— TESTO FORNITO —
Ci furono secoli lontani in cui i cadaveri dei pontefici venivano abbandonati, nudi per giunta, alla furia del popolino nei palazzi apostolici. "Dissacrazioni abituali" le definisce Giancarlo Zizola ne "Il successore" (Rizzoli, 1996). Ma anche in tempi molto più recenti la storia ha offerto l'esempio di oltraggi spaventosi ed efferate profanazioni.
Per dire. Nel luglio del 1881, quando Pio IX è morto da più di tre anni, in Vaticano si decide di tumularne le spoglie, da San Pietro, alla basilica di San Lorenzo. E non è un trasporto facile. Il corteo funebre parte in silenzio, di notte. Ma come racconta Spadolini nella sua "Per una storia dell'anticlericalismo" (Le Monnier, 1980) sul Ponte Sant'Angelo scattano gruppi di liberali violenti che cercano di impossessarsi della bara gridando: "Al fiume il Papa porco! Al fiume il Papa porco!". Per poco non ci riescono.

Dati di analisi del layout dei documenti
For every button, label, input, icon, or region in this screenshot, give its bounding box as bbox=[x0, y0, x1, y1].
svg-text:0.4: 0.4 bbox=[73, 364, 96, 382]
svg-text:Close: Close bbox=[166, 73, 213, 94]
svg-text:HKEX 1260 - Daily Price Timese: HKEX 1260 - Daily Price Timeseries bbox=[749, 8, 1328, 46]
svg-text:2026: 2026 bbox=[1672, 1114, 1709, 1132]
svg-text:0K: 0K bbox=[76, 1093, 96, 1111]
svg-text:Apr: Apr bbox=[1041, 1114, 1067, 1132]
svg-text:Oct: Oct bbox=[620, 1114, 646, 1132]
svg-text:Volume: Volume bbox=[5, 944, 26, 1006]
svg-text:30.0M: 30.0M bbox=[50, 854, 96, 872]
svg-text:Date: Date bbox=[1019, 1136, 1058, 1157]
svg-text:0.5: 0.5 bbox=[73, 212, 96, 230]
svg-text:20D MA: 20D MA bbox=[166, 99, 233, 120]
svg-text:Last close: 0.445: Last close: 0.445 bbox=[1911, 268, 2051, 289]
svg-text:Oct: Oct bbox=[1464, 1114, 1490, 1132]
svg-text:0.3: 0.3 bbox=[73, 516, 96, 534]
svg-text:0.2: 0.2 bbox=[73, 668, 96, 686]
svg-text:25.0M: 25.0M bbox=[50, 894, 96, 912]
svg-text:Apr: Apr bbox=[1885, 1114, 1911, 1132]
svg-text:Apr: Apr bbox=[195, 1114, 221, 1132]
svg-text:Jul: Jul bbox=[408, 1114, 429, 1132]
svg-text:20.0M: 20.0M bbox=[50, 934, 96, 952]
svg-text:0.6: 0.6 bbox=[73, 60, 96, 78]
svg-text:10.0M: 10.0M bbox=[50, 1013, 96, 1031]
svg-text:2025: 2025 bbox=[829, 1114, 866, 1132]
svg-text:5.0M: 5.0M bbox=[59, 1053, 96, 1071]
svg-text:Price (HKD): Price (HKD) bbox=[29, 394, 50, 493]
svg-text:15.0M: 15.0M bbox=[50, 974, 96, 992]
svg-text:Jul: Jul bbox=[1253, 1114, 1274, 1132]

— DOMANDE SUL MATERIALE —
• a. Nel testo sulle profanazioni delle salme papali, in quale mese e anno si decide di trasferire le spoglie di Pio IX?
• b. Modifica il testo sulle profanazioni delle salme papali da "Per dire. Nel" a "non ci riescono.", sostituendo "corteo funebre" con "convoglio funebre".
Le righe non hanno alcun legame con il testo.

— RISULTATI PER COMPITO —
• a. Nel luglio del 1881.

• b.
Per dire. Nel luglio del 1881, quando Pio IX è morto da più di tre anni, in Vaticano si decide di tumularne le spoglie, da San Pietro, alla basilica di San Lorenzo. E non è un trasporto facile. Il convoglio funebre parte in silenzio, di notte. Ma come racconta Spadolini nella sua "Per una storia dell'anticlericalismo" (Le Monnier, 1980) sul Ponte Sant'Angelo scattano gruppi di liberali violenti che cercano di impossessarsi della bara gridando: "Al fiume il Papa porco! Al fiume il Papa porco!". Per poco non ci riescono.